-- DATASET ROWS --
* begin *
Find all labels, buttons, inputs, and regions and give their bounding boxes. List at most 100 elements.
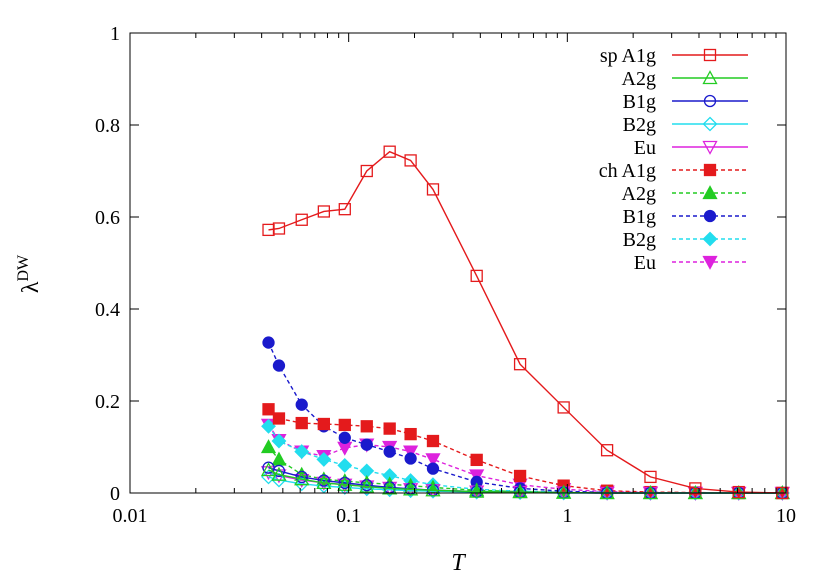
data-point <box>294 444 310 460</box>
legend-entry: B1g <box>623 91 748 113</box>
plot-area <box>260 145 790 501</box>
y-axis-label: λDW <box>15 254 44 293</box>
data-point <box>426 434 440 448</box>
legend-label: Eu <box>634 137 656 159</box>
data-point <box>272 464 286 478</box>
data-point <box>316 452 332 467</box>
data-point <box>404 154 417 167</box>
data-point <box>404 427 417 441</box>
data-point <box>262 403 275 416</box>
data-point <box>383 145 396 158</box>
y-axis-label-superscript: DW <box>15 254 32 282</box>
legend-label: A2g <box>622 68 656 90</box>
data-point <box>512 485 528 500</box>
data-point <box>260 462 277 477</box>
legend-label: A2g <box>622 183 656 205</box>
data-point <box>703 209 717 223</box>
data-point <box>338 203 351 216</box>
data-point <box>556 485 572 501</box>
legend-entry: ch A1g <box>599 160 748 182</box>
data-point <box>383 422 396 435</box>
data-point <box>600 444 614 457</box>
legend-label: B1g <box>623 206 656 228</box>
data-point <box>513 358 527 371</box>
data-point <box>338 431 351 444</box>
data-point <box>702 255 718 270</box>
data-point <box>643 485 658 501</box>
data-point <box>731 485 747 501</box>
y-axis-label-symbol: λ <box>18 281 44 293</box>
x-tick-label: 10 <box>776 505 796 527</box>
data-point <box>260 439 277 454</box>
data-point <box>337 441 353 456</box>
data-point <box>295 213 308 226</box>
data-point <box>469 484 485 500</box>
legend-entry: B2g <box>623 114 748 136</box>
x-axis-label: T <box>451 550 466 576</box>
data-point <box>404 452 417 465</box>
data-point <box>426 183 440 196</box>
legend-entry: Eu <box>634 137 748 159</box>
legend-entry: Eu <box>634 252 748 274</box>
x-tick-label: 0.01 <box>113 505 148 527</box>
data-point <box>272 412 286 425</box>
data-point <box>426 462 440 475</box>
data-point <box>425 482 441 497</box>
legend-label: Eu <box>634 252 656 274</box>
legend-entry: A2g <box>622 183 748 205</box>
legend-entry: B2g <box>623 229 748 251</box>
data-point <box>294 471 310 486</box>
legend-entry: sp A1g <box>600 45 748 67</box>
data-point <box>295 416 308 430</box>
legend-label: ch A1g <box>599 160 656 182</box>
data-point <box>702 231 718 247</box>
data-point <box>317 417 330 431</box>
data-point <box>644 470 657 484</box>
data-point <box>271 466 287 481</box>
data-point <box>337 476 353 491</box>
data-point <box>382 480 398 495</box>
data-point <box>425 483 441 499</box>
data-point <box>425 453 441 468</box>
data-point <box>687 485 703 501</box>
legend-entry: B1g <box>623 206 748 228</box>
data-point <box>470 453 483 467</box>
data-point <box>702 185 718 200</box>
data-point <box>702 140 718 155</box>
data-point <box>703 94 717 108</box>
data-point <box>512 484 528 499</box>
data-point <box>338 418 351 432</box>
data-point <box>295 398 308 411</box>
legend-label: B1g <box>623 91 656 113</box>
data-point <box>599 485 615 501</box>
data-point <box>261 469 276 485</box>
y-tick-label: 0 <box>110 483 120 505</box>
data-point <box>703 48 717 62</box>
data-point <box>702 116 718 132</box>
x-tick-label: 1 <box>562 505 572 527</box>
data-point <box>557 401 570 414</box>
x-tick-label: 0.1 <box>336 505 361 527</box>
series-line <box>268 150 783 494</box>
data-point <box>383 445 396 458</box>
data-point <box>316 475 332 490</box>
y-tick-label: 0.4 <box>95 299 120 321</box>
y-tick-label: 0.2 <box>95 391 120 413</box>
data-point <box>403 445 419 460</box>
axes: 0 0.2 0.4 0.6 0.8 1 0.01 0.1 1 10 <box>95 23 796 527</box>
legend-label: B2g <box>623 114 656 136</box>
legend-entry: A2g <box>622 68 748 90</box>
data-point <box>337 457 353 473</box>
data-point <box>689 482 702 495</box>
data-point <box>271 433 287 449</box>
data-point <box>271 472 287 488</box>
data-point <box>732 485 745 499</box>
data-point <box>774 485 790 501</box>
legend-label: B2g <box>623 229 656 251</box>
data-point <box>403 481 419 496</box>
data-point <box>359 478 375 493</box>
data-point <box>317 205 330 218</box>
plot-frame <box>129 32 787 494</box>
data-point <box>360 164 373 178</box>
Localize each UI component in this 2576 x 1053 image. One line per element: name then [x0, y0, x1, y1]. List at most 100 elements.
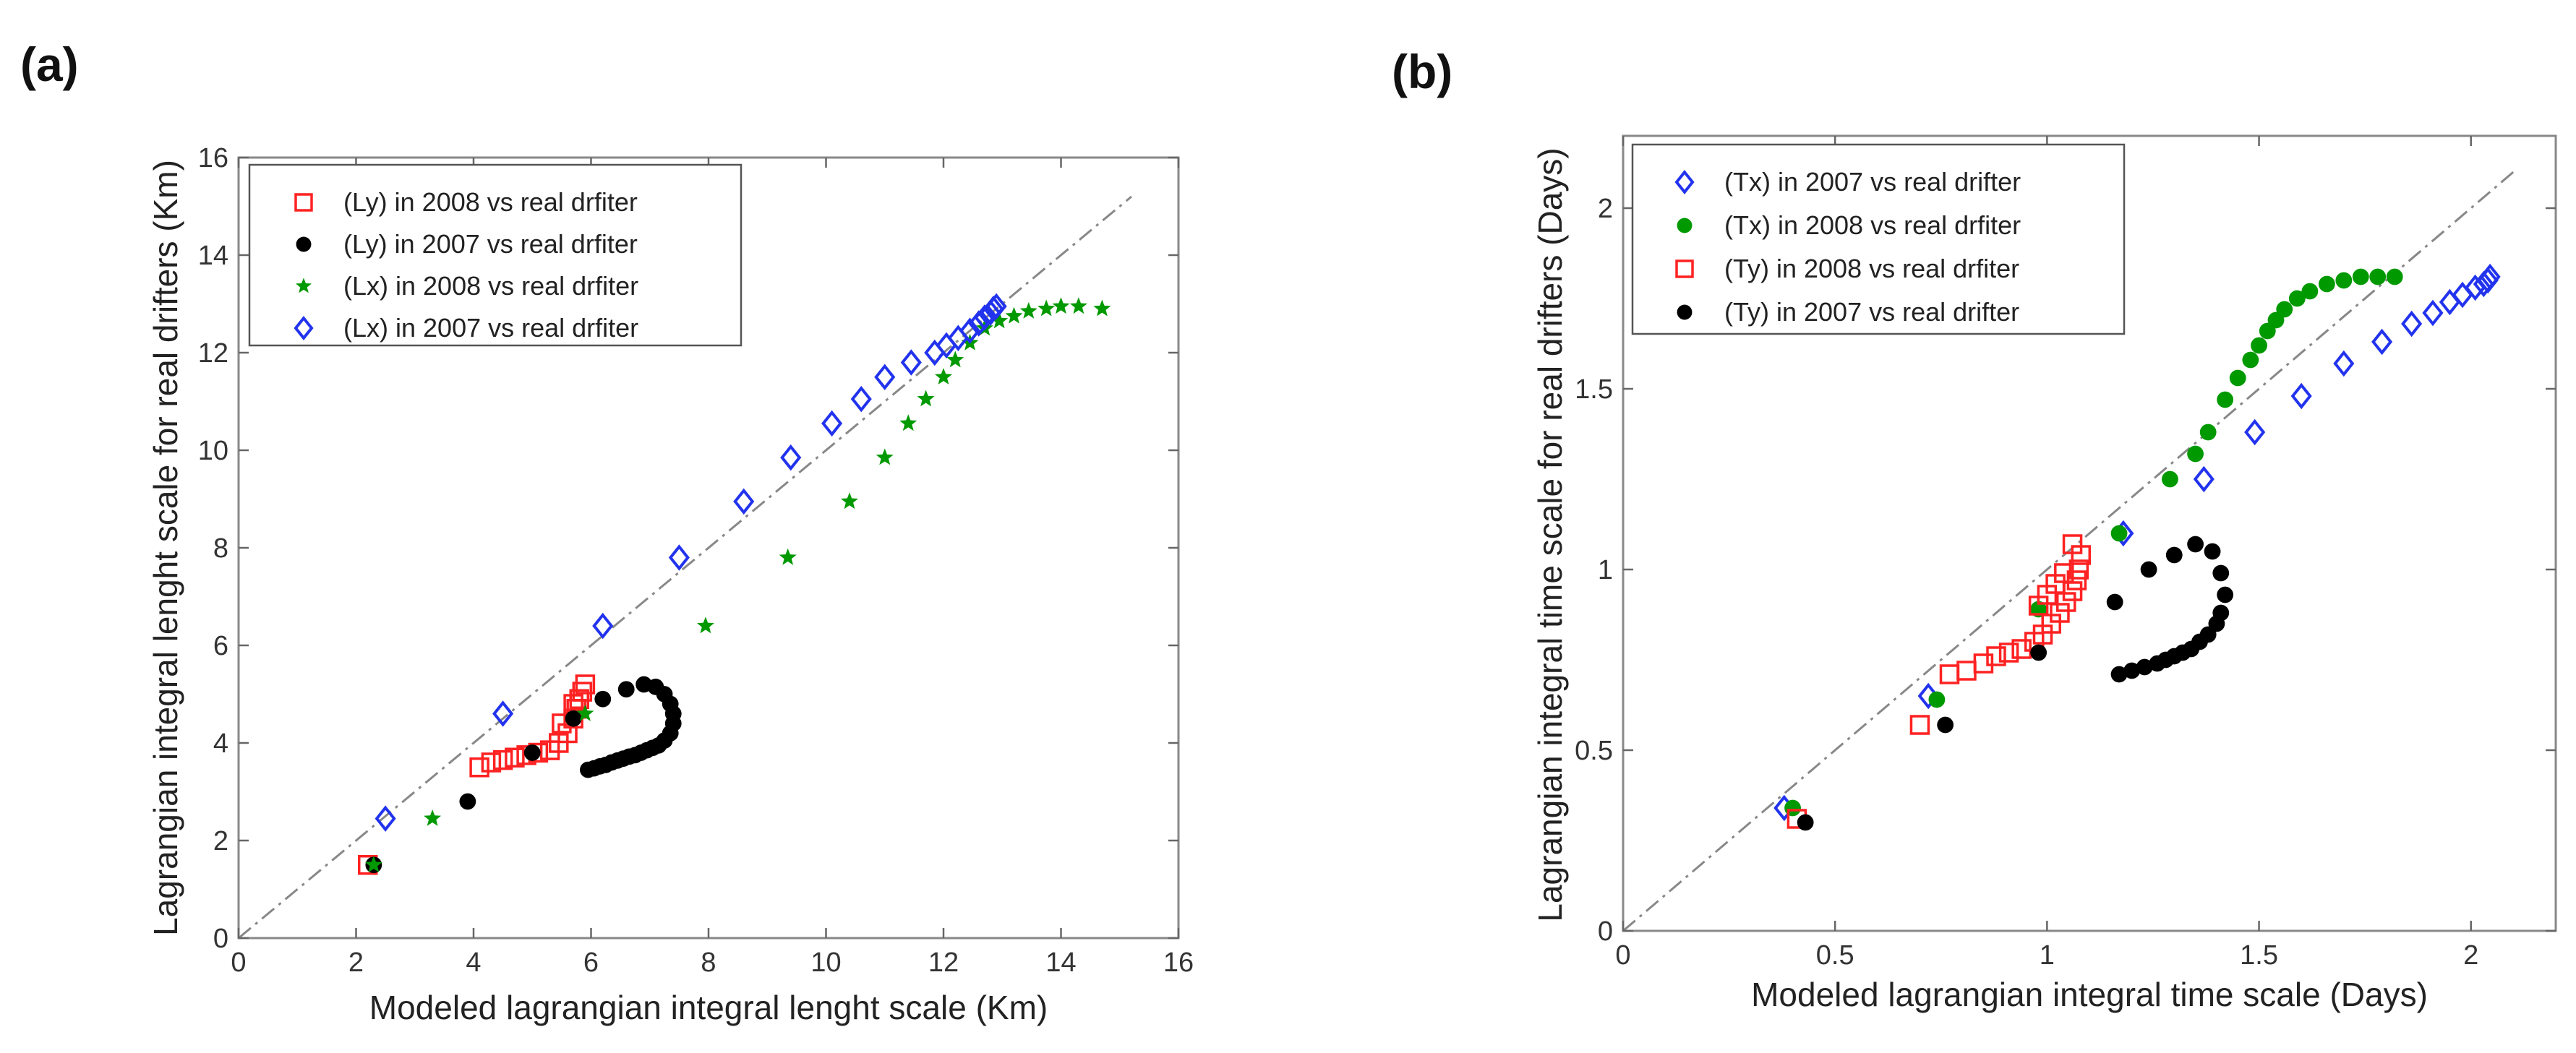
panel-a-xtick-label: 14 [1045, 947, 1076, 978]
panel-b-point-square [2068, 559, 2089, 580]
panel-a-legend-entry: (Lx) in 2007 vs real drfiter [294, 313, 638, 343]
panel-a-ytick-label: 16 [198, 143, 228, 173]
panel-b-ytick-label: 0 [1598, 916, 1613, 947]
panel-a-point-star [576, 704, 594, 721]
panel-a-point-star [364, 856, 382, 872]
panel-b-point-square [2011, 639, 2032, 659]
panel-b-point-circle [2110, 525, 2128, 542]
panel-b-point-circle [2301, 283, 2319, 300]
panel-b-point-circle [2229, 369, 2246, 387]
panel-b-point-circle [2212, 564, 2230, 582]
panel-a-legend-entries: (Ly) in 2008 vs real drfiter (Ly) in 2007… [294, 187, 638, 343]
panel-b-point-diamond [2479, 263, 2501, 291]
panel-a-point-diamond [850, 385, 872, 413]
panel-b-point-circle [2030, 644, 2047, 661]
panel-a-ytick-label: 6 [213, 631, 228, 661]
panel-b-point-square [1986, 646, 2006, 666]
panel-b-point-circle [2106, 593, 2123, 611]
panel-b-point-circle [1928, 691, 1946, 708]
panel-b-point-circle [2149, 655, 2166, 672]
panel-a-series-2 [365, 676, 682, 874]
panel-a-point-circle [459, 793, 476, 810]
panel-b-point-square [2054, 563, 2074, 583]
panel-a-point-circle [580, 761, 596, 778]
panel-a-point-star [424, 809, 442, 826]
panel-b-legend-entry: (Ty) in 2008 vs real drfiter [1675, 254, 2019, 283]
panel-b-point-circle [2386, 268, 2403, 285]
panel-b-point-circle [1937, 716, 1954, 734]
panel-a-point-star [899, 414, 917, 431]
panel-a-point-star [935, 368, 952, 384]
panel-b-legend-entry: (Tx) in 2007 vs real drifter [1674, 167, 2021, 197]
panel-b-reference-line [1622, 171, 2515, 932]
panel-b-point-diamond [2244, 418, 2266, 446]
panel-a-ylabel: Lagrangian integral lenght scale for rea… [147, 160, 184, 936]
panel-b-marks [1773, 263, 2501, 831]
panel-a-xtick-label: 4 [466, 947, 481, 978]
panel-b-point-circle [2276, 301, 2293, 318]
panel-a-point-star [946, 351, 964, 368]
panel-a-point-square [481, 752, 502, 773]
panel-b-ytick-label: 0.5 [1575, 736, 1613, 766]
panel-a-legend-entry: (Lx) in 2008 vs real drfiter [296, 271, 638, 301]
panel-a-legend: (Ly) in 2008 vs real drfiter (Ly) in 2007… [248, 163, 743, 347]
panel-a-point-diamond [733, 488, 755, 515]
panel-a-marks [358, 293, 1111, 875]
panel-b-legend-label: (Ty) in 2008 vs real drfiter [1724, 254, 2019, 283]
panel-b-xtick-label: 0.5 [1816, 940, 1854, 971]
panel-b-series-3 [1786, 534, 2092, 829]
panel-b-point-diamond [2290, 382, 2312, 410]
panel-b-point-circle [2251, 337, 2267, 354]
panel-b-legend-label: (Ty) in 2007 vs real drifter [1724, 297, 2019, 327]
panel-a-legend-marker-circle [296, 236, 312, 252]
panel-b-point-diamond [2401, 310, 2423, 338]
panel-a-xtick-label: 6 [583, 947, 599, 978]
panel-a-point-star [1093, 299, 1111, 317]
panel-a-point-circle [594, 690, 612, 708]
panel-b-point-circle [2165, 546, 2183, 564]
panel-a-point-star [1037, 299, 1056, 317]
panel-b-point-square [1973, 653, 1994, 674]
panel-b-point-diamond [2371, 328, 2393, 356]
panel-a-point-star [1052, 297, 1070, 314]
panel-b-legend-marker-circle [1677, 218, 1693, 233]
panel-a-ytick-label: 0 [213, 924, 228, 954]
panel-b-point-circle [2187, 445, 2204, 463]
panel-a: (a) 0 2 4 6 8 10 12 14 16 0 2 4 6 8 10 12 14 16 Modeled l… [20, 38, 1194, 1026]
panel-a-point-diamond [874, 364, 896, 390]
panel-a-point-star [841, 492, 858, 510]
panel-b-legend-marker-square [1675, 259, 1694, 278]
panel-b-point-square [2056, 592, 2076, 612]
panel-a-point-diamond [900, 349, 922, 376]
panel-b-ylabel: Lagrangian integral time scale for real … [1531, 147, 1569, 921]
panel-b: (b) 0 0.5 1 1.5 2 0 0.5 1 1.5 2 Modeled lagrangia… [1392, 45, 2557, 1013]
panel-a-point-diamond [985, 293, 1007, 320]
panel-a-xlabel: Modeled lagrangian integral lenght scale… [369, 989, 1048, 1026]
panel-a-point-diamond [592, 612, 614, 640]
panel-a-xtick-label: 0 [231, 947, 246, 978]
panel-b-point-circle [2187, 536, 2204, 553]
panel-a-legend-entry: (Ly) in 2008 vs real drfiter [294, 187, 638, 217]
panel-b-point-circle [2217, 586, 2234, 603]
panel-a-point-star [779, 548, 797, 565]
panel-a-point-diamond [959, 317, 981, 344]
panel-b-point-circle [2369, 268, 2387, 285]
panel-b-series-2 [1784, 268, 2403, 817]
panel-a-ytick-label: 14 [198, 241, 228, 271]
panel-b-point-square [1998, 642, 2019, 663]
panel-b-legend-entry: (Tx) in 2008 vs real drfiter [1677, 210, 2021, 240]
panel-b-legend: (Tx) in 2007 vs real drifter (Tx) in 2008… [1631, 143, 2126, 335]
panel-b-point-diamond [2333, 350, 2355, 377]
panel-a-point-square [505, 747, 525, 768]
panel-b-point-circle [2123, 662, 2141, 679]
panel-b-xtick-label: 1.5 [2240, 940, 2278, 971]
panel-a-point-star [1005, 306, 1023, 324]
panel-b-ytick-label: 1 [1598, 555, 1613, 585]
panel-b-point-circle [1797, 814, 1814, 831]
panel-b-point-square [2050, 603, 2070, 623]
panel-b-xtick-label: 1 [2040, 940, 2055, 971]
panel-a-point-square [575, 674, 596, 695]
panel-a-series-4 [375, 293, 1007, 832]
panel-a-xtick-label: 12 [928, 947, 959, 978]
* end *
Please locate every line in the items above that contains the word "Modeled", and copy each of those lines in full.

panel-a: (a) 0 2 4 6 8 10 12 14 16 0 2 4 6 8 10 12 14 16 Modeled l… [20, 38, 1194, 1026]
panel-b: (b) 0 0.5 1 1.5 2 0 0.5 1 1.5 2 Modeled lagrangia… [1392, 45, 2557, 1013]
panel-a-xlabel: Modeled lagrangian integral lenght scale… [369, 989, 1048, 1026]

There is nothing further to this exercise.